**** Data provided ****
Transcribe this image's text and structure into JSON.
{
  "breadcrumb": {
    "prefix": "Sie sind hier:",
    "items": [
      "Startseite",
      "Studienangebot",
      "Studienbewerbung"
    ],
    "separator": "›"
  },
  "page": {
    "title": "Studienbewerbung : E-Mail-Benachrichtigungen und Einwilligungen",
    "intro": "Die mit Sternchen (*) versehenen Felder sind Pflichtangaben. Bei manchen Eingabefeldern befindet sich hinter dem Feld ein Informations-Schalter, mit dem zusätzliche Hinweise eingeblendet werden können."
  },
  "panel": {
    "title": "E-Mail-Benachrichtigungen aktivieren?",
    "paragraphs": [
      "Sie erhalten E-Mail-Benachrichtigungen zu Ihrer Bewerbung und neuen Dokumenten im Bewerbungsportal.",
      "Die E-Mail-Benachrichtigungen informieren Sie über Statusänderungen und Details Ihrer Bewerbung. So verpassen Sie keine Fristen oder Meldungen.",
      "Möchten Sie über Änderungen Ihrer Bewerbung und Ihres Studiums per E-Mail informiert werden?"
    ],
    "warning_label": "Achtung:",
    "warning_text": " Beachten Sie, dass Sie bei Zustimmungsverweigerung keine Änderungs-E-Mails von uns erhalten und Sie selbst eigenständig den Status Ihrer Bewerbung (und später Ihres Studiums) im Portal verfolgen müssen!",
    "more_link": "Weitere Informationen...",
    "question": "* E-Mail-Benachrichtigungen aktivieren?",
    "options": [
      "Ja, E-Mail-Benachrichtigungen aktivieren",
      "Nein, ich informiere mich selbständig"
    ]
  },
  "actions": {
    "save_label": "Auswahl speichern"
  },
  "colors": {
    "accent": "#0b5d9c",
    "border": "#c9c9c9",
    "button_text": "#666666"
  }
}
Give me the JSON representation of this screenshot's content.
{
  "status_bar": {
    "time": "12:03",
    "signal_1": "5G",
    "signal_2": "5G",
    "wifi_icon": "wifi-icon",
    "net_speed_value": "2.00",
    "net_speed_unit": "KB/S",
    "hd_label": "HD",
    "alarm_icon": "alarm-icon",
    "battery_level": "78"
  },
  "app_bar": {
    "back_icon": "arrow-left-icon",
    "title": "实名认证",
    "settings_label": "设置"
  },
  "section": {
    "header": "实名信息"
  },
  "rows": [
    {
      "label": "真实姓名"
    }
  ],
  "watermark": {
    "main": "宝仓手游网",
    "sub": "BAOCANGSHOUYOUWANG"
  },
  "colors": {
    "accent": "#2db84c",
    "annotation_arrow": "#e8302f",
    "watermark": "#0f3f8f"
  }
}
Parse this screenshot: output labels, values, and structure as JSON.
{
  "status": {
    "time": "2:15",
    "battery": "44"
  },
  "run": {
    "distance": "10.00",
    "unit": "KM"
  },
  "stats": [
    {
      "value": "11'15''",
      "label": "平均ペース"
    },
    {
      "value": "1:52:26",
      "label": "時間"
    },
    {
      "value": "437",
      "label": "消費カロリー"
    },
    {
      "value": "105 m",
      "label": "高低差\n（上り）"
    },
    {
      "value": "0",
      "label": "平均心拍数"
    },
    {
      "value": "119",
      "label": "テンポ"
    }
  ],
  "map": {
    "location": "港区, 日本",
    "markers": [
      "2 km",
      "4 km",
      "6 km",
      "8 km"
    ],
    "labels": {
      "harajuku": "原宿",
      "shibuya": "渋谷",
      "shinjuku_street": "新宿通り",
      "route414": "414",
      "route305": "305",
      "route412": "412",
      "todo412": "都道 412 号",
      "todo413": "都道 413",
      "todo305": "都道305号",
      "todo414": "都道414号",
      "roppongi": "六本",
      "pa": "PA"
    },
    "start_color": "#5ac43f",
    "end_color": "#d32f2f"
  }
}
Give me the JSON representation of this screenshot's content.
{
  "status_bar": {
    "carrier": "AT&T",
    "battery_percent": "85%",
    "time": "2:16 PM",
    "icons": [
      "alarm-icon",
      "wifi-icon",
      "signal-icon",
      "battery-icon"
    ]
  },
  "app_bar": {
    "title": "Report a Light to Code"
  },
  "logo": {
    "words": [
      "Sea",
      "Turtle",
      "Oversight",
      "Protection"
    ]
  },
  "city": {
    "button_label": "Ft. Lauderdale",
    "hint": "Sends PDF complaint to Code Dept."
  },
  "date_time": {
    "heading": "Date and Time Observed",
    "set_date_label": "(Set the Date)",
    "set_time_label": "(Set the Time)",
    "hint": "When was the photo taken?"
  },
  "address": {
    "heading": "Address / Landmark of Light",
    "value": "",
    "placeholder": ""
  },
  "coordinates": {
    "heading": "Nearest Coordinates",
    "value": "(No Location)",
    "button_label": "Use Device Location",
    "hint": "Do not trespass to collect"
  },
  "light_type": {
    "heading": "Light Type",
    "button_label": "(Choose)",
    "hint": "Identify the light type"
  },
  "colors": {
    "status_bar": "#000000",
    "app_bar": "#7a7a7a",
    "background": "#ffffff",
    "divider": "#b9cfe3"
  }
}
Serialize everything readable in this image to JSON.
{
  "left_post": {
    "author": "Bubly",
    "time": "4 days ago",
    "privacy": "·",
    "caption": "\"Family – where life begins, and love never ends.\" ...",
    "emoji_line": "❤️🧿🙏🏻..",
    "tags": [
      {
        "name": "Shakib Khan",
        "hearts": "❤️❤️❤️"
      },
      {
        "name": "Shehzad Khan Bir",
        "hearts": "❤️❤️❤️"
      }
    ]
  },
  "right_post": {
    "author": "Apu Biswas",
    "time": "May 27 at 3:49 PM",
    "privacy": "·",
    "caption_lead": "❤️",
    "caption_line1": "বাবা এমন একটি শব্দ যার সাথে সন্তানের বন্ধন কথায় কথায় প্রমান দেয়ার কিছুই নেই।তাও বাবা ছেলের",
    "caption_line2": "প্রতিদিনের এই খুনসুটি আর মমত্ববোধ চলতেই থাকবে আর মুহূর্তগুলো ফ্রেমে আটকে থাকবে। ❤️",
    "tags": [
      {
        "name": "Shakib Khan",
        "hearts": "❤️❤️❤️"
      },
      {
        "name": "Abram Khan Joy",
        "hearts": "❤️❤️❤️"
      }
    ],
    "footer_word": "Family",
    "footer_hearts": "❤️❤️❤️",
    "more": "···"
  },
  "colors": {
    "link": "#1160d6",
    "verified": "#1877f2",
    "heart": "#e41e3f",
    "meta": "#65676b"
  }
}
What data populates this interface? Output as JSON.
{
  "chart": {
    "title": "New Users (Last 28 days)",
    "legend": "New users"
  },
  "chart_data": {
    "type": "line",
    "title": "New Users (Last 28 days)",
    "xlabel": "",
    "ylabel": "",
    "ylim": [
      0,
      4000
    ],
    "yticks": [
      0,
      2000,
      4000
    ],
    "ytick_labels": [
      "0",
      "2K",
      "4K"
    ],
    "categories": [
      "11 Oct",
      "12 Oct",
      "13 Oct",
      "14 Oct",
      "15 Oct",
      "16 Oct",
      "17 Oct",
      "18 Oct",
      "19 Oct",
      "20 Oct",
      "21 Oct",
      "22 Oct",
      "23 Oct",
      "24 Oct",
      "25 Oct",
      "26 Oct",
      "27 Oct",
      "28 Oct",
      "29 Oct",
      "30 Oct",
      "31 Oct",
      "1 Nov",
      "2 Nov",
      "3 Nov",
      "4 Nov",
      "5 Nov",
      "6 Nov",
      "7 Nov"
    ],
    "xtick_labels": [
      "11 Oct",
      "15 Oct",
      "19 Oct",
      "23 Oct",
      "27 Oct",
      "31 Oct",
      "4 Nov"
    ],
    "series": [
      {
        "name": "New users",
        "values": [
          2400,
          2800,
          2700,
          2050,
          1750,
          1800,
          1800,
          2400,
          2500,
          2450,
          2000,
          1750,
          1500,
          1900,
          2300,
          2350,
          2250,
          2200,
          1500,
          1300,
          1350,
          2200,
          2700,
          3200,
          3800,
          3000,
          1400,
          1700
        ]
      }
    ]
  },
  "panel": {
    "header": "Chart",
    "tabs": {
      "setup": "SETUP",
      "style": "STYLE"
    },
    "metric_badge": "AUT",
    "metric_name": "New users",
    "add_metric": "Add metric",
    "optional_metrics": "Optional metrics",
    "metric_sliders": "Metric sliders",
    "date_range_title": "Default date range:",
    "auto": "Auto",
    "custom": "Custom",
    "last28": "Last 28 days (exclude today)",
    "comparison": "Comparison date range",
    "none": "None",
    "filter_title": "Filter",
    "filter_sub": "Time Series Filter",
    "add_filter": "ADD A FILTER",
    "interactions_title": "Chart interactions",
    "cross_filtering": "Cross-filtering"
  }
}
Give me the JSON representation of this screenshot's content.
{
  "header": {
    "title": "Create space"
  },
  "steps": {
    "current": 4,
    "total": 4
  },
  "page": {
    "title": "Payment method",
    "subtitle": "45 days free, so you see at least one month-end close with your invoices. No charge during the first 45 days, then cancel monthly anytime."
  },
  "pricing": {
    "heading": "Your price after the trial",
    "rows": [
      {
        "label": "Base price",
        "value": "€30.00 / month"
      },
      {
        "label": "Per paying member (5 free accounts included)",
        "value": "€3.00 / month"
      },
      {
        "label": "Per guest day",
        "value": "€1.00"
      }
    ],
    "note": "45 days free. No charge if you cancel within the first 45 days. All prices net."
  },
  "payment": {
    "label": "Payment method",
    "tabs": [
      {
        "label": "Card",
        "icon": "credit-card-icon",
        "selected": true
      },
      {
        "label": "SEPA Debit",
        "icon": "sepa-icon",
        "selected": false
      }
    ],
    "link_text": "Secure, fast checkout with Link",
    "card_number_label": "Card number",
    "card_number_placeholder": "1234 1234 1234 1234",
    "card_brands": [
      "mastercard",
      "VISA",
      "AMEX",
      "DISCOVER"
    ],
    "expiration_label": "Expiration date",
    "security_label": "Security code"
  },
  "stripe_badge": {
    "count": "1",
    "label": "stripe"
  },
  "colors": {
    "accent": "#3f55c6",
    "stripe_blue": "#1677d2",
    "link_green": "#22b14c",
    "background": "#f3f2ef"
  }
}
****
> **Problem requirements**
Tally how many lines of the records hold the word "background". Answer with the number only.

> **Finished exercise**
2